(Trecho citado):

▼▼▼

Tomei estes dois fatos, como os primeiros que me estavam à mão, a fim de exemplificar o fato geral do caráter baixo e literal dos vícios, por um lado, do caráter extraordinário e excitativo das virtudes pelo outro. Poder-se-ia dar muitos outros exemplos dos arrebatamentos e rosas da virtude, dos lírios e langores do vício.² Mas um deles, tanto mais estranho do que qualquer outro por sua veracidade e distância, é o que primeiro ocupa-me a mente. De todas as virtudes convencionais, não há nenhuma que seja tão completamente desprezada pelos filósofos estetas e boêmios quanto a economia. Representam-na como o mais vil dos padrões humanos, um mérito para covardes e burgueses untuosos, coisa que é baixa quando virtude e enfadonha quando vício. Mas, em verdade, não há qualidade que seja tão genuinamente romântica quanto a economia.
A economia é essencialmente imaginativa por ser uma compreensão do valor de todas as coisas. A real objeção estética ao assassinato é que ele é antieconômico. É uma falha em eficiência (quero escrever essa palavra e apenas ficar a fitá-la) desperdiçar todo um homem para andar à cata de uma emoção momentânea que é frequentemente uma decepção. E a real objeção ao desperdício é que todo desperdício é um tipo de assassínio, coisa tão-somente negativa e destrutiva, o obliterar de algo que não podemos estimar nem compreender. Chacinamos um tio por falharmos em perceber a curiosa e estúpida poesia de um tio; jogamos uma moeda fora por falharmos em perceber as deslumbrantes possibilidades de uma moeda. Eu mesmo chacinei muitas moedas, um sem-número de insuspeitos centavos, em minha vida. Pois ninguém vá pensar que esta poesia da economia seja algo fácil para qualquer um de nós manter. Tendemos a esquecer a poesia das moedas assim como tendemos a esquecer a poesia dos céus, e florestas e grandes edifícios, porque os vemos com tanta frequência. Na prática é trabalho árduo ser o Homem Econômico. Todos nós ouvimos sobre o clérigo que palestrava em favor de se ser abstêmio, dizendo que tentara ensinar a bêbedos como beber moderadamente por vinte anos, sem ter jamais logrado êxito. Os repórteres, com amabilidade sem tino, descreveram-no como tendo dito que por vinte anos a fio tentara, ele mesmo, beber moderadamente, sem ter jamais logrado êxito. Assim é com esta grande questão da economia.

▲▲▲

(Dados do conjunto):

▼▼▼

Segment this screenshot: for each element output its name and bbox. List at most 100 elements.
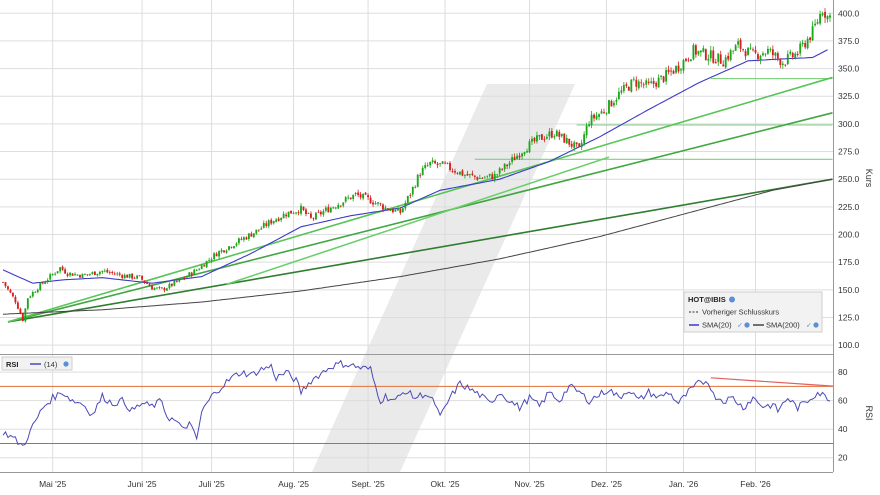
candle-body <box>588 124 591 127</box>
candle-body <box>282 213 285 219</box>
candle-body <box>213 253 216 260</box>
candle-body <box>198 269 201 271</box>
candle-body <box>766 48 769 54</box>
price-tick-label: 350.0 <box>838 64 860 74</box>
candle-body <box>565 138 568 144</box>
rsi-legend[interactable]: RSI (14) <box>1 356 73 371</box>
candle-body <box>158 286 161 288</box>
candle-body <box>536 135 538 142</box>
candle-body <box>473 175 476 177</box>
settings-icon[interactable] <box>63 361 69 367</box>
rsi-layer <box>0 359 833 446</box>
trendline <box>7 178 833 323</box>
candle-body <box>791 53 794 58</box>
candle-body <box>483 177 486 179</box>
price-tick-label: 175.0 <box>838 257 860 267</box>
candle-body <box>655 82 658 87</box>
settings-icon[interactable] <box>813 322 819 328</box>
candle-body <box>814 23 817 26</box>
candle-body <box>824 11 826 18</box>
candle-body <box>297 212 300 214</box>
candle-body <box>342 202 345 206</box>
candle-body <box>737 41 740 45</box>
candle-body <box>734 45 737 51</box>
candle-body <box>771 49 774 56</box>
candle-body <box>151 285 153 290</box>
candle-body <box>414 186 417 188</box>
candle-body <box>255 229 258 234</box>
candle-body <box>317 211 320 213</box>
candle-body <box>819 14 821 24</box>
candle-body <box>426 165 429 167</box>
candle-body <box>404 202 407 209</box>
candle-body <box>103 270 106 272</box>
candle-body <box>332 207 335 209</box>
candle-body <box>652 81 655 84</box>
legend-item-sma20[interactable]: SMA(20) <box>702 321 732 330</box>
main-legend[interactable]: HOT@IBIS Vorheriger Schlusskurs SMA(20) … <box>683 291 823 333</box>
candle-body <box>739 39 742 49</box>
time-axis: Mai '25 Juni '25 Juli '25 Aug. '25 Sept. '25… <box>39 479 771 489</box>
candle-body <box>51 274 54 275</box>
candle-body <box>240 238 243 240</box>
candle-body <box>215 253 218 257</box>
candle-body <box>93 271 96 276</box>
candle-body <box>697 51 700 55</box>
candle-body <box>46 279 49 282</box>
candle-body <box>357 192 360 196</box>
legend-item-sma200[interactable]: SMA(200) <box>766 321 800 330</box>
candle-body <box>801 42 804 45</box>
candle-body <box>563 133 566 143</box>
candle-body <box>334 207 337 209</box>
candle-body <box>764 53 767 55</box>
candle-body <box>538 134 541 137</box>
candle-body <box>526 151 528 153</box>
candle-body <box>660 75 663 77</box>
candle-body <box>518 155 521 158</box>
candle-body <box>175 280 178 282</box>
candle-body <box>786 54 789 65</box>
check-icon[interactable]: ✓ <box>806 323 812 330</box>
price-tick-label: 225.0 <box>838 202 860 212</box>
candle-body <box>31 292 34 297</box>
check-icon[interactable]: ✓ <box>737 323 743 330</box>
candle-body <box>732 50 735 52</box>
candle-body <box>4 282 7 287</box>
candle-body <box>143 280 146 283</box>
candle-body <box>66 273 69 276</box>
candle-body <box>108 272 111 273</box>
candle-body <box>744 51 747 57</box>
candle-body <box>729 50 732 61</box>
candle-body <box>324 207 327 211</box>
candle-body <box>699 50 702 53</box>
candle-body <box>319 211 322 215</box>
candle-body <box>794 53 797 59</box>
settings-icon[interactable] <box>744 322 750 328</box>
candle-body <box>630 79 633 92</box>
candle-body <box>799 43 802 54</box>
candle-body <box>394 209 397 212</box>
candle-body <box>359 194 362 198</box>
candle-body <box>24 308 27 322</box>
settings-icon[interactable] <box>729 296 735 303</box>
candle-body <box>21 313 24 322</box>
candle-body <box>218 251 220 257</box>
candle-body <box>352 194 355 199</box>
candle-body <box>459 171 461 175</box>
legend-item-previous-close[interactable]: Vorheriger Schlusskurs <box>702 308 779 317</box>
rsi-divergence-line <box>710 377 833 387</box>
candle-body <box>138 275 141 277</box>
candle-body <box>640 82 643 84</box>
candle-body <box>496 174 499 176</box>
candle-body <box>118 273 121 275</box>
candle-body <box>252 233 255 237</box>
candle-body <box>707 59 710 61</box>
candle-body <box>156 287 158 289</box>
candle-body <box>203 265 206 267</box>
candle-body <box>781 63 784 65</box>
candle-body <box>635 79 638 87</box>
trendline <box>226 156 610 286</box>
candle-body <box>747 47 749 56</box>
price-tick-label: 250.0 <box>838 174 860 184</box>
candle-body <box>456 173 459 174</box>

▲▲▲
▼▼▼

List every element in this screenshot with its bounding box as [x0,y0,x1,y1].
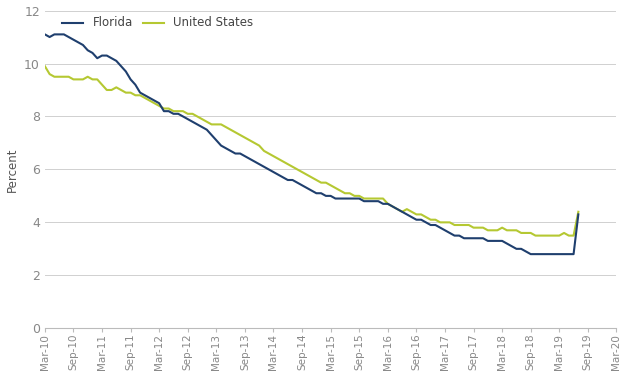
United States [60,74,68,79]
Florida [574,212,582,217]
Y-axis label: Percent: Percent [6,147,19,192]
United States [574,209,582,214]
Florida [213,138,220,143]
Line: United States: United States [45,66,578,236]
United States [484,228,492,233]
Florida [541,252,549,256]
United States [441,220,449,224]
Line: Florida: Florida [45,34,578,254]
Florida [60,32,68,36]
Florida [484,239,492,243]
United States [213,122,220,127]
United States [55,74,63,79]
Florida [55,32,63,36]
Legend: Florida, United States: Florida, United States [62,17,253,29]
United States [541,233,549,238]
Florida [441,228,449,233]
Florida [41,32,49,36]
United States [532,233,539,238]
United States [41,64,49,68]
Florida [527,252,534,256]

▲▲▲

(Tarefas do exercício):
1. Responda a estas perguntas sobre o texto a respeito da economia:
(a) Qual virtude convencional é a mais desprezada pelos filósofos estetas e boêmios?
(b) Qual é a real objeção estética ao assassinato?
(c) Por quantos anos o clérigo disse ter tentado ensinar bêbedos a beber moderadamente?
2. Copie do texto sobre a economia o trecho que vai de "Tomei estes dois" a "romântica quanto a economia.".
3. Reescreva em forma de lista, de modo mais breve, o parágrafo do texto sobre a economia que começa com "A economia é essencialmente imaginativa", mantendo os fatos principais.

(Respostas por tarefa):
1.
(a) A economia.
(b) Ele é antieconômico.
(c) Por vinte anos.

2.
Tomei estes dois fatos, como os primeiros que me estavam à mão, a fim de exemplificar o fato geral do caráter baixo e literal dos vícios, por um lado, do caráter extraordinário e excitativo das virtudes pelo outro. Poder-se-ia dar muitos outros exemplos dos arrebatamentos e rosas da virtude, dos lírios e langores do vício.² Mas um deles, tanto mais estranho do que qualquer outro por sua veracidade e distância, é o que primeiro ocupa-me a mente. De todas as virtudes convencionais, não há nenhuma que seja tão completamente desprezada pelos filósofos estetas e boêmios quanto a economia. Representam-na como o mais vil dos padrões humanos, um mérito para covardes e burgueses untuosos, coisa que é baixa quando virtude e enfadonha quando vício. Mas, em verdade, não há qualidade que seja tão genuinamente romântica quanto a economia.

3.
- A economia é imaginativa porque é uma compreensão do valor de todas as coisas.
- A real objeção estética ao assassinato é ser antieconômico. Ele desperdiça um homem inteiro em busca de uma emoção momentânea, muitas vezes decepcionante.
- Todo desperdício é um tipo de assassínio: algo negativo e destrutivo que oblitera o que não podemos estimar nem compreender.
- Matamos um tio por não perceber a poesia de um tio. Jogamos fora uma moeda por não perceber as possibilidades de uma moeda.
- Quem narra admite ter desperdiçado incontáveis centavos na vida.
- Essa poesia é difícil de manter. Esquecemos a das moedas como esquecemos a dos céus, das florestas e dos grandes edifícios, por vê-los com frequência. Ser o Homem Econômico é trabalho árduo.
- Um clérigo que defendia a abstinência disse ter tentado por vinte anos, sem êxito, ensinar bêbedos a beber moderadamente. Os repórteres noticiaram que ele próprio tentara beber moderadamente por vinte anos, sem êxito. O mesmo ocorre com a questão da economia.